▸ Stated exercise:
Return each line containing the string "Pythia".
::::
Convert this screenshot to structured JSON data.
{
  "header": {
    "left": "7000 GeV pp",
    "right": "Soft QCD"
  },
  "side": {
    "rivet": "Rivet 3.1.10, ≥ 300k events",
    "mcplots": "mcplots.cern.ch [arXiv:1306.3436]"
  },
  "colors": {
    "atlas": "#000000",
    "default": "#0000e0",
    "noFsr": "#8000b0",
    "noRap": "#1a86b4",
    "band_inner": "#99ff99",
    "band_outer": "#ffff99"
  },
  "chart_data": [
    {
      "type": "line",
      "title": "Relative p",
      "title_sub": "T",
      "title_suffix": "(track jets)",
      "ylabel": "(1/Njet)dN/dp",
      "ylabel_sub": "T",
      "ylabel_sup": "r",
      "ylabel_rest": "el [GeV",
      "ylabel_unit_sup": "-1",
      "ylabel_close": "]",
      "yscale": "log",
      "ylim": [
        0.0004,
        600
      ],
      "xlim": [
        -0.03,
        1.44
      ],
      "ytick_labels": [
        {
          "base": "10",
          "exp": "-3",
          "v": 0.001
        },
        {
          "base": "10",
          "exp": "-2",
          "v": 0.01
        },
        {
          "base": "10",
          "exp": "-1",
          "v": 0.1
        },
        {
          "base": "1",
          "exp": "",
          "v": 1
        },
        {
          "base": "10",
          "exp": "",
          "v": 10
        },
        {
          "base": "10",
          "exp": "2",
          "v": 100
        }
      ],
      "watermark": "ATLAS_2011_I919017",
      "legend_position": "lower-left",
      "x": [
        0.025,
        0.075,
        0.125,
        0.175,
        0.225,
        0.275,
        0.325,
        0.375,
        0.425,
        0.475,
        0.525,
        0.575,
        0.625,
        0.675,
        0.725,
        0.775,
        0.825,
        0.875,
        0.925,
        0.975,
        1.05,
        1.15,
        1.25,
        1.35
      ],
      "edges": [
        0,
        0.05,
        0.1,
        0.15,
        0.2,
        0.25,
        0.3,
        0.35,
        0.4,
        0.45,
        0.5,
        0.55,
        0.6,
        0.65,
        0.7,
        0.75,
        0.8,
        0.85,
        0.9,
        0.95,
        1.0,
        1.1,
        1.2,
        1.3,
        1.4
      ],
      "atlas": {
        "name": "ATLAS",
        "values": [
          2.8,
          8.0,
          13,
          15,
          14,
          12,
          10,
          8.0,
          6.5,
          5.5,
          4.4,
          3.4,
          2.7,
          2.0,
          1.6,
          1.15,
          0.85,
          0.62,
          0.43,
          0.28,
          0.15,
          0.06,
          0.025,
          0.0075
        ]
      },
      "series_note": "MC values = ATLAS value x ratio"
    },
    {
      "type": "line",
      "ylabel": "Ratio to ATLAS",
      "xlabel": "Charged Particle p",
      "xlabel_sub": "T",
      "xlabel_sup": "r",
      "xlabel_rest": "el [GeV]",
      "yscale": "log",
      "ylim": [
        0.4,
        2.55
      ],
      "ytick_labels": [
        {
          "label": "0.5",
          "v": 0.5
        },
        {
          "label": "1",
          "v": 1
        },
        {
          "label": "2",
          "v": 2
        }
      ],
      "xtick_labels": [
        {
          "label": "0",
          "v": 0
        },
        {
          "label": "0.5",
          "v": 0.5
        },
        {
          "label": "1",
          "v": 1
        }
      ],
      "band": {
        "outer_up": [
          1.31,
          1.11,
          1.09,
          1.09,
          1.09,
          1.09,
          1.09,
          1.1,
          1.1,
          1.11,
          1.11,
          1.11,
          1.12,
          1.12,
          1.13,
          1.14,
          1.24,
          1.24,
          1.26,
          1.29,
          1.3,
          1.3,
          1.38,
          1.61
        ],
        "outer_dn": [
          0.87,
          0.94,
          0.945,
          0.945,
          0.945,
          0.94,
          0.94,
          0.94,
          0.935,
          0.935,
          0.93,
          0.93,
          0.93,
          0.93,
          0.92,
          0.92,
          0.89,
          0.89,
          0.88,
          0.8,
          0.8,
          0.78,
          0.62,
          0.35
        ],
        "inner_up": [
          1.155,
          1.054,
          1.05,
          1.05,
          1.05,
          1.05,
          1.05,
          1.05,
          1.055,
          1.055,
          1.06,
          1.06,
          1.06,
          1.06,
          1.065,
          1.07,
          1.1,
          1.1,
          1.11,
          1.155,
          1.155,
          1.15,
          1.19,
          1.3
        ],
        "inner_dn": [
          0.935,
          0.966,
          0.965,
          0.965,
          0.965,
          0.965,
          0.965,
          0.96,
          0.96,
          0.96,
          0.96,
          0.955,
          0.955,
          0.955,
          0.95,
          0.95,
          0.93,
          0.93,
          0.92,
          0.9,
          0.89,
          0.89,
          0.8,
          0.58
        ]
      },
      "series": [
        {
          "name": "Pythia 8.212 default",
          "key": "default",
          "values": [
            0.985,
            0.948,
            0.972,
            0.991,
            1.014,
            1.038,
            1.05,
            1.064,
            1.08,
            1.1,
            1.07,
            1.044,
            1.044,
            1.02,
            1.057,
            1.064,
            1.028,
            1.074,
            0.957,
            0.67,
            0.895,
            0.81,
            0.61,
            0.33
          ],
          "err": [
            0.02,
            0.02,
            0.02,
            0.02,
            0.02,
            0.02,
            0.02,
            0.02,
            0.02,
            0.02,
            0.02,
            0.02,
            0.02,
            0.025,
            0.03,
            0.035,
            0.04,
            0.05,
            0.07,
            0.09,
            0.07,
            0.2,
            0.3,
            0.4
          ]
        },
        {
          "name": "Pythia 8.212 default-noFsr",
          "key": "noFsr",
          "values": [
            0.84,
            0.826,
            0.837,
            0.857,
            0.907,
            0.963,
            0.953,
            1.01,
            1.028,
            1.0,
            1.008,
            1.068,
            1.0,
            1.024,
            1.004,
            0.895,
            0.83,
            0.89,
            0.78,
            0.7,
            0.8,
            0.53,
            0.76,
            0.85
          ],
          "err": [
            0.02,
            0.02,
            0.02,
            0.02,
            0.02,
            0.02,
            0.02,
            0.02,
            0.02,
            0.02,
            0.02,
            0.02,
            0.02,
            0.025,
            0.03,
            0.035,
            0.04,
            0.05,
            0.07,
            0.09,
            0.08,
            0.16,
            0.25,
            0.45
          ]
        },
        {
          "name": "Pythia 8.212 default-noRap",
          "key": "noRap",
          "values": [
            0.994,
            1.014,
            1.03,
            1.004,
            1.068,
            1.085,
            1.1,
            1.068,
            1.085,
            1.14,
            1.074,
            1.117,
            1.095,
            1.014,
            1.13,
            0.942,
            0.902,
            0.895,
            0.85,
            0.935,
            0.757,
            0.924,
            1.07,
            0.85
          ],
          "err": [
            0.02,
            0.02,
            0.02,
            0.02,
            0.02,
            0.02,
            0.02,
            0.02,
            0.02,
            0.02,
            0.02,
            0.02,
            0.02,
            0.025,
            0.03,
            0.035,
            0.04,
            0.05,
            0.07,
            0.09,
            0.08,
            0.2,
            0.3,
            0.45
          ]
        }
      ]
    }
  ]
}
::::
▸ Correct answer:
          "name": "Pythia 8.212 default",
          "name": "Pythia 8.212 default-noFsr",
          "name": "Pythia 8.212 default-noRap",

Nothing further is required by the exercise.